Print, exactly and completely, every entry in the data.

**RECORDS PROVIDED**
------------
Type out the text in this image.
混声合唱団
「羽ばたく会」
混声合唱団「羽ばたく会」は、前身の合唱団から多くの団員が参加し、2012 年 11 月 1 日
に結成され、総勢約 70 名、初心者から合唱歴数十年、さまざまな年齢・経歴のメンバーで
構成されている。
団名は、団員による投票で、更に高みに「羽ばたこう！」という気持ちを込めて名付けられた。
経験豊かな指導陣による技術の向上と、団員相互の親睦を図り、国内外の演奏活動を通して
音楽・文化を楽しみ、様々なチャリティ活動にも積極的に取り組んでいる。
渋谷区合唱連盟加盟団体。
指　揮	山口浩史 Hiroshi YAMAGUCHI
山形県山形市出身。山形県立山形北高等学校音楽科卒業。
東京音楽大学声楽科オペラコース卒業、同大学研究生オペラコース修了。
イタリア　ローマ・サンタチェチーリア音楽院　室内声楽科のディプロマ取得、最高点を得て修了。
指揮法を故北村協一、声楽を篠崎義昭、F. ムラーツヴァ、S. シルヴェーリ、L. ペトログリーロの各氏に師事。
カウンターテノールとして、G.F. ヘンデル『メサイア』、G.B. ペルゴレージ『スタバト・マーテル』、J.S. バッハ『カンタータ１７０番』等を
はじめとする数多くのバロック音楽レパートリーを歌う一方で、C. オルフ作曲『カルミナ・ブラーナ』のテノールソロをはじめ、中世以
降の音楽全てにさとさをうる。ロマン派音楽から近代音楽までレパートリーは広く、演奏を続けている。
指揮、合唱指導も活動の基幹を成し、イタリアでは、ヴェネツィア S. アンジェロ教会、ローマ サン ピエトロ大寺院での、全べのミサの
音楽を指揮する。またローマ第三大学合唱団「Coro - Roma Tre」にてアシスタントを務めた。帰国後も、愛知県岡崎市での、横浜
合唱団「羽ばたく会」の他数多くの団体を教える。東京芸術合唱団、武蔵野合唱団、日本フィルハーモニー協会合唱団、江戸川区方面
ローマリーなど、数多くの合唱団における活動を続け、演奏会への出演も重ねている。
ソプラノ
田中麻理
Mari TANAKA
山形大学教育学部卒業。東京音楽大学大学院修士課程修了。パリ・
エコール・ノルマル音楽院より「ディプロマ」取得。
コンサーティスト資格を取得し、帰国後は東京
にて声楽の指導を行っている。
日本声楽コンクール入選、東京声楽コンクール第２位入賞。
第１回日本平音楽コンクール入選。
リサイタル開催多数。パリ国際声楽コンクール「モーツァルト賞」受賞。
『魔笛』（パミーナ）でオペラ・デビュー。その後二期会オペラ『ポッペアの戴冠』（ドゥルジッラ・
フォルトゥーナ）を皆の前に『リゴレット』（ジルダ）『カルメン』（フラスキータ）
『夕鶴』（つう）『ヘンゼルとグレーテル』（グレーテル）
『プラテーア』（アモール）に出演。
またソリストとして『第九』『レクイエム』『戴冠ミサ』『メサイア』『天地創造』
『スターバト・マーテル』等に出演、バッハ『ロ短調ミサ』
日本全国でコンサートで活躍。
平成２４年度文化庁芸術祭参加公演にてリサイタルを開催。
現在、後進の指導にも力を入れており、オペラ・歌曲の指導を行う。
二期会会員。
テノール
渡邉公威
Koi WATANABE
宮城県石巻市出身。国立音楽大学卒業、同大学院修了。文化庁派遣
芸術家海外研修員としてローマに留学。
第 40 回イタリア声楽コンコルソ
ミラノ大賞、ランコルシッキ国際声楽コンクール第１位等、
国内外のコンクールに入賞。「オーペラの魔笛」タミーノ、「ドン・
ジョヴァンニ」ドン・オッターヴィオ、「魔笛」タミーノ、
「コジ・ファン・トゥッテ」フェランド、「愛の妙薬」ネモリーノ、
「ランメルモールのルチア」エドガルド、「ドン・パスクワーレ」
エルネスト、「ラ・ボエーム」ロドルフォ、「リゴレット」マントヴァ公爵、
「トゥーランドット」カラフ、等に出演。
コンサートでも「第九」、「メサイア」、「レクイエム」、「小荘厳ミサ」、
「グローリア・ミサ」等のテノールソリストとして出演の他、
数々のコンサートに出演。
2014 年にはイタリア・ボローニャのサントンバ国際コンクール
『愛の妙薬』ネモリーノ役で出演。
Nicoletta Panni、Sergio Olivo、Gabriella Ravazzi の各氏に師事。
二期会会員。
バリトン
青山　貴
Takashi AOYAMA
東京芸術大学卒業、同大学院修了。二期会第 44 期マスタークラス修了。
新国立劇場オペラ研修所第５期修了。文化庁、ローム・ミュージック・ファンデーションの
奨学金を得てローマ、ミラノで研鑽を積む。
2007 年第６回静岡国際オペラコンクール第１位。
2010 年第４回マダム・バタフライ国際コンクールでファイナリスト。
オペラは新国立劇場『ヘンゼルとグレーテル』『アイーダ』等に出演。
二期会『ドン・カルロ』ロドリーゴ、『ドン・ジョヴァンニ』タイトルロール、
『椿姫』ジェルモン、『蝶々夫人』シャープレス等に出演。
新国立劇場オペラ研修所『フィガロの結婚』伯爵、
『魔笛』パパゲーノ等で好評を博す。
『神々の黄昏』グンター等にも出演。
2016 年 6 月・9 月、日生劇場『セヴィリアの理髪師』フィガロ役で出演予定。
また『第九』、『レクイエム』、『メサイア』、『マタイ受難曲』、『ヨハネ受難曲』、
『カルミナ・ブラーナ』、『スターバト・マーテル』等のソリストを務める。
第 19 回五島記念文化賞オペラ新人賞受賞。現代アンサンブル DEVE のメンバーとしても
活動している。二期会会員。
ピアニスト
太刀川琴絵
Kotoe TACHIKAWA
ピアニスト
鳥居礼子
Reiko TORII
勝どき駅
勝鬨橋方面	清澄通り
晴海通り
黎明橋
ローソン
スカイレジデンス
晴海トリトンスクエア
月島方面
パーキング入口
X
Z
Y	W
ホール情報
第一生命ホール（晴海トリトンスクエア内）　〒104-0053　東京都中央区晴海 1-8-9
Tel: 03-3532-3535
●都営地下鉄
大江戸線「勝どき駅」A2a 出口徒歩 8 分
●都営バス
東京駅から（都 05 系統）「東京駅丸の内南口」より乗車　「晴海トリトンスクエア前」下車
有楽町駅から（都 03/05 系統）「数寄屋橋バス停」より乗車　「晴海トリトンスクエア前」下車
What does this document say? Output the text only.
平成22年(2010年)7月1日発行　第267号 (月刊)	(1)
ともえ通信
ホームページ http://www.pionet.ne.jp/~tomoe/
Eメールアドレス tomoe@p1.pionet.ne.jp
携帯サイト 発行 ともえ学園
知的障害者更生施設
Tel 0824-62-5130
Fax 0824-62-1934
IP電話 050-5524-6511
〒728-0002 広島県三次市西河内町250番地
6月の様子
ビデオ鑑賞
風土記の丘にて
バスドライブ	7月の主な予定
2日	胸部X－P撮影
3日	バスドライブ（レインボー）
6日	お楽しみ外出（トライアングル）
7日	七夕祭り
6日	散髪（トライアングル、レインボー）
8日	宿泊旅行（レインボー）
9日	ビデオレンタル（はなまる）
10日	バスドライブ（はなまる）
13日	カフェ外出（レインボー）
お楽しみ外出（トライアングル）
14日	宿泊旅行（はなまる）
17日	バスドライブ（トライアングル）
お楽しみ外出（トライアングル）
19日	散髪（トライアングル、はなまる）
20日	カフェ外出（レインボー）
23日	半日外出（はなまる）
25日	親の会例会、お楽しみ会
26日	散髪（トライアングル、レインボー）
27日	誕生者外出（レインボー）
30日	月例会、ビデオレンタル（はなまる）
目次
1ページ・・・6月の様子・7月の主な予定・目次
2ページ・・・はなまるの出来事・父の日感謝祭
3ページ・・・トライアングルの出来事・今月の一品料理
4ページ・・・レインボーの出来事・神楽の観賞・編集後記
------------
**ANSWER BELOW**
Type out the text in this image.
混声合唱団
「羽ばたく会」
混声合唱団「羽ばたく会」は、前身の合唱団から多くの団員が参加し、2012 年 11 月 1 日
に結成され、総勢約 70 名、初心者から合唱歴数十年、さまざまな年齢・経歴のメンバーで
構成されている。
団名は、団員による投票で、更に高みに「羽ばたこう！」という気持ちを込めて名付けられた。
経験豊かな指導陣による技術の向上と、団員相互の親睦を図り、国内外の演奏活動を通して
音楽・文化を楽しみ、様々なチャリティ活動にも積極的に取り組んでいる。
渋谷区合唱連盟加盟団体。
指　揮	山口浩史 Hiroshi YAMAGUCHI
山形県山形市出身。山形県立山形北高等学校音楽科卒業。
東京音楽大学声楽科オペラコース卒業、同大学研究生オペラコース修了。
イタリア　ローマ・サンタチェチーリア音楽院　室内声楽科のディプロマ取得、最高点を得て修了。
指揮法を故北村協一、声楽を篠崎義昭、F. ムラーツヴァ、S. シルヴェーリ、L. ペトログリーロの各氏に師事。
カウンターテノールとして、G.F. ヘンデル『メサイア』、G.B. ペルゴレージ『スタバト・マーテル』、J.S. バッハ『カンタータ１７０番』等を
はじめとする数多くのバロック音楽レパートリーを歌う一方で、C. オルフ作曲『カルミナ・ブラーナ』のテノールソロをはじめ、中世以
降の音楽全てにさとさをうる。ロマン派音楽から近代音楽までレパートリーは広く、演奏を続けている。
指揮、合唱指導も活動の基幹を成し、イタリアでは、ヴェネツィア S. アンジェロ教会、ローマ サン ピエトロ大寺院での、全べのミサの
音楽を指揮する。またローマ第三大学合唱団「Coro - Roma Tre」にてアシスタントを務めた。帰国後も、愛知県岡崎市での、横浜
合唱団「羽ばたく会」の他数多くの団体を教える。東京芸術合唱団、武蔵野合唱団、日本フィルハーモニー協会合唱団、江戸川区方面
ローマリーなど、数多くの合唱団における活動を続け、演奏会への出演も重ねている。
ソプラノ
田中麻理
Mari TANAKA
山形大学教育学部卒業。東京音楽大学大学院修士課程修了。パリ・
エコール・ノルマル音楽院より「ディプロマ」取得。
コンサーティスト資格を取得し、帰国後は東京
にて声楽の指導を行っている。
日本声楽コンクール入選、東京声楽コンクール第２位入賞。
第１回日本平音楽コンクール入選。
リサイタル開催多数。パリ国際声楽コンクール「モーツァルト賞」受賞。
『魔笛』（パミーナ）でオペラ・デビュー。その後二期会オペラ『ポッペアの戴冠』（ドゥルジッラ・
フォルトゥーナ）を皆の前に『リゴレット』（ジルダ）『カルメン』（フラスキータ）
『夕鶴』（つう）『ヘンゼルとグレーテル』（グレーテル）
『プラテーア』（アモール）に出演。
またソリストとして『第九』『レクイエム』『戴冠ミサ』『メサイア』『天地創造』
『スターバト・マーテル』等に出演、バッハ『ロ短調ミサ』
日本全国でコンサートで活躍。
平成２４年度文化庁芸術祭参加公演にてリサイタルを開催。
現在、後進の指導にも力を入れており、オペラ・歌曲の指導を行う。
二期会会員。
テノール
渡邉公威
Koi WATANABE
宮城県石巻市出身。国立音楽大学卒業、同大学院修了。文化庁派遣
芸術家海外研修員としてローマに留学。
第 40 回イタリア声楽コンコルソ
ミラノ大賞、ランコルシッキ国際声楽コンクール第１位等、
国内外のコンクールに入賞。「オーペラの魔笛」タミーノ、「ドン・
ジョヴァンニ」ドン・オッターヴィオ、「魔笛」タミーノ、
「コジ・ファン・トゥッテ」フェランド、「愛の妙薬」ネモリーノ、
「ランメルモールのルチア」エドガルド、「ドン・パスクワーレ」
エルネスト、「ラ・ボエーム」ロドルフォ、「リゴレット」マントヴァ公爵、
「トゥーランドット」カラフ、等に出演。
コンサートでも「第九」、「メサイア」、「レクイエム」、「小荘厳ミサ」、
「グローリア・ミサ」等のテノールソリストとして出演の他、
数々のコンサートに出演。
2014 年にはイタリア・ボローニャのサントンバ国際コンクール
『愛の妙薬』ネモリーノ役で出演。
Nicoletta Panni、Sergio Olivo、Gabriella Ravazzi の各氏に師事。
二期会会員。
バリトン
青山　貴
Takashi AOYAMA
東京芸術大学卒業、同大学院修了。二期会第 44 期マスタークラス修了。
新国立劇場オペラ研修所第５期修了。文化庁、ローム・ミュージック・ファンデーションの
奨学金を得てローマ、ミラノで研鑽を積む。
2007 年第６回静岡国際オペラコンクール第１位。
2010 年第４回マダム・バタフライ国際コンクールでファイナリスト。
オペラは新国立劇場『ヘンゼルとグレーテル』『アイーダ』等に出演。
二期会『ドン・カルロ』ロドリーゴ、『ドン・ジョヴァンニ』タイトルロール、
『椿姫』ジェルモン、『蝶々夫人』シャープレス等に出演。
新国立劇場オペラ研修所『フィガロの結婚』伯爵、
『魔笛』パパゲーノ等で好評を博す。
『神々の黄昏』グンター等にも出演。
2016 年 6 月・9 月、日生劇場『セヴィリアの理髪師』フィガロ役で出演予定。
また『第九』、『レクイエム』、『メサイア』、『マタイ受難曲』、『ヨハネ受難曲』、
『カルミナ・ブラーナ』、『スターバト・マーテル』等のソリストを務める。
第 19 回五島記念文化賞オペラ新人賞受賞。現代アンサンブル DEVE のメンバーとしても
活動している。二期会会員。
ピアニスト
太刀川琴絵
Kotoe TACHIKAWA
ピアニスト
鳥居礼子
Reiko TORII
勝どき駅
勝鬨橋方面	清澄通り
晴海通り
黎明橋
ローソン
スカイレジデンス
晴海トリトンスクエア
月島方面
パーキング入口
X
Z
Y	W
ホール情報
第一生命ホール（晴海トリトンスクエア内）　〒104-0053　東京都中央区晴海 1-8-9
Tel: 03-3532-3535
●都営地下鉄
大江戸線「勝どき駅」A2a 出口徒歩 8 分
●都営バス
東京駅から（都 05 系統）「東京駅丸の内南口」より乗車　「晴海トリトンスクエア前」下車
有楽町駅から（都 03/05 系統）「数寄屋橋バス停」より乗車　「晴海トリトンスクエア前」下車
What does this document say? Output the text only.
平成22年(2010年)7月1日発行　第267号 (月刊)	(1)
ともえ通信
ホームページ http://www.pionet.ne.jp/~tomoe/
Eメールアドレス tomoe@p1.pionet.ne.jp
携帯サイト 発行 ともえ学園
知的障害者更生施設
Tel 0824-62-5130
Fax 0824-62-1934
IP電話 050-5524-6511
〒728-0002 広島県三次市西河内町250番地
6月の様子
ビデオ鑑賞
風土記の丘にて
バスドライブ	7月の主な予定
2日	胸部X－P撮影
3日	バスドライブ（レインボー）
6日	お楽しみ外出（トライアングル）
7日	七夕祭り
6日	散髪（トライアングル、レインボー）
8日	宿泊旅行（レインボー）
9日	ビデオレンタル（はなまる）
10日	バスドライブ（はなまる）
13日	カフェ外出（レインボー）
お楽しみ外出（トライアングル）
14日	宿泊旅行（はなまる）
17日	バスドライブ（トライアングル）
お楽しみ外出（トライアングル）
19日	散髪（トライアングル、はなまる）
20日	カフェ外出（レインボー）
23日	半日外出（はなまる）
25日	親の会例会、お楽しみ会
26日	散髪（トライアングル、レインボー）
27日	誕生者外出（レインボー）
30日	月例会、ビデオレンタル（はなまる）
目次
1ページ・・・6月の様子・7月の主な予定・目次
2ページ・・・はなまるの出来事・父の日感謝祭
3ページ・・・トライアングルの出来事・今月の一品料理
4ページ・・・レインボーの出来事・神楽の観賞・編集後記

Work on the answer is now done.